● Stated exercise:
Lines that include the word "недостатков" are the ones to copy.

● Material:
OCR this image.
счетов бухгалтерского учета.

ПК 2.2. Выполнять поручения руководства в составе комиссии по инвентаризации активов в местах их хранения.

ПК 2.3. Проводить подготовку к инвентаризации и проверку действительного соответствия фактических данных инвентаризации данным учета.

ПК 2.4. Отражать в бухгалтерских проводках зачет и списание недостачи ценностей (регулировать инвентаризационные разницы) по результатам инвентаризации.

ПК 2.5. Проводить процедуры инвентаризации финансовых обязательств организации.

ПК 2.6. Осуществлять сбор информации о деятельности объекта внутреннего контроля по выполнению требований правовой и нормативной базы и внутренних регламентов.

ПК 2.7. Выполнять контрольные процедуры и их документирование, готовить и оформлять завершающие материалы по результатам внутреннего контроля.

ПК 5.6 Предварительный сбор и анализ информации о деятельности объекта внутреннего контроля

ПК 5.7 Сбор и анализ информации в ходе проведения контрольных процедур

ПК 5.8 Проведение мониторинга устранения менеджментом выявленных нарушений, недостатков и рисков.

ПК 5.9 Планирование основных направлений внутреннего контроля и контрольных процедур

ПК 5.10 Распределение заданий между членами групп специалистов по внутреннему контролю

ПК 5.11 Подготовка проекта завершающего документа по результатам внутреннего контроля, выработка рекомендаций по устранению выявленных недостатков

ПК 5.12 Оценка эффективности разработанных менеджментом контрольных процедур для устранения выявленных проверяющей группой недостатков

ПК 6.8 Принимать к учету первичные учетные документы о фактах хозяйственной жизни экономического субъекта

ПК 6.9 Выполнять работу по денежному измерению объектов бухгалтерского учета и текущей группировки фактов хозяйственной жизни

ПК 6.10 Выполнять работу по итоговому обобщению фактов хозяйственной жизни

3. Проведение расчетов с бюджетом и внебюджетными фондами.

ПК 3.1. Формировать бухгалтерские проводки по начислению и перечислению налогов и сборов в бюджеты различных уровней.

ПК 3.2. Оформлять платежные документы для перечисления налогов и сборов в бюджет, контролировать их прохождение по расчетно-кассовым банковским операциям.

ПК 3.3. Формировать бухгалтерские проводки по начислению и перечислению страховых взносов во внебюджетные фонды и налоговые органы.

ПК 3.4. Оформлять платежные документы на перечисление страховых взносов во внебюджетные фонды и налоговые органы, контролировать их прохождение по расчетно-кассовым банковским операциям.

● Solved exercise:
ПК 5.8 Проведение мониторинга устранения менеджментом выявленных нарушений, недостатков и рисков.
ПК 5.11 Подготовка проекта завершающего документа по результатам внутреннего контроля, выработка рекомендаций по устранению выявленных недостатков
ПК 5.12 Оценка эффективности разработанных менеджментом контрольных процедур для устранения выявленных проверяющей группой недостатков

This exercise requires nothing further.